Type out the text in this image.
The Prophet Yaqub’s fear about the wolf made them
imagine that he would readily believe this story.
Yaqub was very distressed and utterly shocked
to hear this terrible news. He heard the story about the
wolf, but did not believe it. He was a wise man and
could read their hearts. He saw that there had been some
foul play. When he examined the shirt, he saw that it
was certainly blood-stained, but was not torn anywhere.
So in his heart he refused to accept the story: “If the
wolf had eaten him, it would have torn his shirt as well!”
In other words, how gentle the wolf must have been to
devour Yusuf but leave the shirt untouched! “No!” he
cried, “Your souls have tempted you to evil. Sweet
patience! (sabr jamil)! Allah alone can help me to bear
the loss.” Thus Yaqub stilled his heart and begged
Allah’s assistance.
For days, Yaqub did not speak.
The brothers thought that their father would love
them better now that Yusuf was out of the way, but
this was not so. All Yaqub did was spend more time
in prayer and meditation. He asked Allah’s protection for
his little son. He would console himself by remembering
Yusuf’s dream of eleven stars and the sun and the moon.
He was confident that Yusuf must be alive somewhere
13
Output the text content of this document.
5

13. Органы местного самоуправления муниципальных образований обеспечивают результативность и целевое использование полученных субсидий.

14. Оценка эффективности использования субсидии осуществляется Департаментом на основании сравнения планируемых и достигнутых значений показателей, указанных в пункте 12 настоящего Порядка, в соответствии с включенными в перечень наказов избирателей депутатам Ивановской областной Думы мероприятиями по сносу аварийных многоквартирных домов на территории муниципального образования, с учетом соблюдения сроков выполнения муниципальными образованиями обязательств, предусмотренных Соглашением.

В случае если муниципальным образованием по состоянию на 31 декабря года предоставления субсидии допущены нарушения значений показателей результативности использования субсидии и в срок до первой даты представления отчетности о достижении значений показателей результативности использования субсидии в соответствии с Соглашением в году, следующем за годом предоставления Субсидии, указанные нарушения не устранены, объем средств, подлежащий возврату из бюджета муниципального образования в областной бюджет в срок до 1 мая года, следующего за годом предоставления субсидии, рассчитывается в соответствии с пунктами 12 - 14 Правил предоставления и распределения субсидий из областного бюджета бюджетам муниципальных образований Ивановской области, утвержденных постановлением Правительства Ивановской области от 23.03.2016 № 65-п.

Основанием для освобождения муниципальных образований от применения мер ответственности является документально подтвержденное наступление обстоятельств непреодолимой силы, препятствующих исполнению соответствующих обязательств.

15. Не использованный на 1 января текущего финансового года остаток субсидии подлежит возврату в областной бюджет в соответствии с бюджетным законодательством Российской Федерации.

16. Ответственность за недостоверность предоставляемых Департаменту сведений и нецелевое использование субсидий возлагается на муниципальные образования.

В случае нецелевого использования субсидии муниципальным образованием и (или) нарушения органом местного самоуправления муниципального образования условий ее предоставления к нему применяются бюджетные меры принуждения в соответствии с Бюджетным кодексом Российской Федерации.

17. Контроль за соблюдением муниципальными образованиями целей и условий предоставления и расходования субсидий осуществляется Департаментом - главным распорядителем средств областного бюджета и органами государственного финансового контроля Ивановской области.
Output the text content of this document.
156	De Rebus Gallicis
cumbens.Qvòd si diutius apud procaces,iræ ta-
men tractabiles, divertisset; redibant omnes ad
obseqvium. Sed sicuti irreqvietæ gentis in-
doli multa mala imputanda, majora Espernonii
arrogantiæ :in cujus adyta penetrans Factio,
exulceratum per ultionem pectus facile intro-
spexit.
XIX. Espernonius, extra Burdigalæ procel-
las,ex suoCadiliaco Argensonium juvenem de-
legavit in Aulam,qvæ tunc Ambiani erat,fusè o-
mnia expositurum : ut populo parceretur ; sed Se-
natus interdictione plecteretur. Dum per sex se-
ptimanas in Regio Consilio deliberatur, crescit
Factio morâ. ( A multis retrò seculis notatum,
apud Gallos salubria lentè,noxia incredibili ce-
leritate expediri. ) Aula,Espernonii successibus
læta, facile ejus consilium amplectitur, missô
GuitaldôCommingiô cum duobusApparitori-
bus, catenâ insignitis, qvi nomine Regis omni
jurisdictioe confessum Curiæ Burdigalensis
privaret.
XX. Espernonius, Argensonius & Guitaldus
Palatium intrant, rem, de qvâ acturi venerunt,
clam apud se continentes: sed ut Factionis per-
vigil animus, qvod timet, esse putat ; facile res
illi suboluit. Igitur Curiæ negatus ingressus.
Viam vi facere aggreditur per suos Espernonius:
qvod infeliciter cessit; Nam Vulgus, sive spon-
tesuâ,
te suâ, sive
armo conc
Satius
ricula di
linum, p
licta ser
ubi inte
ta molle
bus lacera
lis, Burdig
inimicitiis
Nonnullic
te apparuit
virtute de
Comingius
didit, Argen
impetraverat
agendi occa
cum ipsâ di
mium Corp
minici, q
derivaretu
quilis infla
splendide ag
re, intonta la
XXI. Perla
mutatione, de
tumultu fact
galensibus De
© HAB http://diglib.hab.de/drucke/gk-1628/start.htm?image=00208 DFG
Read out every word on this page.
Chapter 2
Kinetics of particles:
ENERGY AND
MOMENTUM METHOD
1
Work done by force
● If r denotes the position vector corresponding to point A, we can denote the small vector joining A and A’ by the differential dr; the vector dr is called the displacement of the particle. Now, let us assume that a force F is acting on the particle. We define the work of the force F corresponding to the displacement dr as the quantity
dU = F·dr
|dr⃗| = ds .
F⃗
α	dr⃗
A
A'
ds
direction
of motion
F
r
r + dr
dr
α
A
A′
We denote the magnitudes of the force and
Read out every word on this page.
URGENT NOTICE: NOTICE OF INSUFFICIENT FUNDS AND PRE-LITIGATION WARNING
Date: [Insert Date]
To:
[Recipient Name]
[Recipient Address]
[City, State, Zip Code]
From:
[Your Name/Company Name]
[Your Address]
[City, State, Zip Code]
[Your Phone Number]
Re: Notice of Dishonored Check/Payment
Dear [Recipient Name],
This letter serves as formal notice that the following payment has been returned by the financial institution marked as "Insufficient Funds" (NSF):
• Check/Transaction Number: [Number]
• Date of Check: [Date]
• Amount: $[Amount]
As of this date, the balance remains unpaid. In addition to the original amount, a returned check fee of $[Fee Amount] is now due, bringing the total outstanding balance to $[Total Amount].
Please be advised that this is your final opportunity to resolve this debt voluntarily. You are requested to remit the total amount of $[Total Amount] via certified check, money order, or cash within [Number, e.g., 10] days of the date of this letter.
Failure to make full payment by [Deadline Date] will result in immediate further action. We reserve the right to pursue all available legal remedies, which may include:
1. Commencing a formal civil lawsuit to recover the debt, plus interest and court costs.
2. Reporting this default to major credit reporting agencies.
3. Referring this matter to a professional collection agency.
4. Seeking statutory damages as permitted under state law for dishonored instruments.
·····
**TASK OBJECTIVE**: Report the number of lines in the listing where the string "Федерации" appears, and nothing besides.

**ANSWER FOR THIS EXERCISE**: 2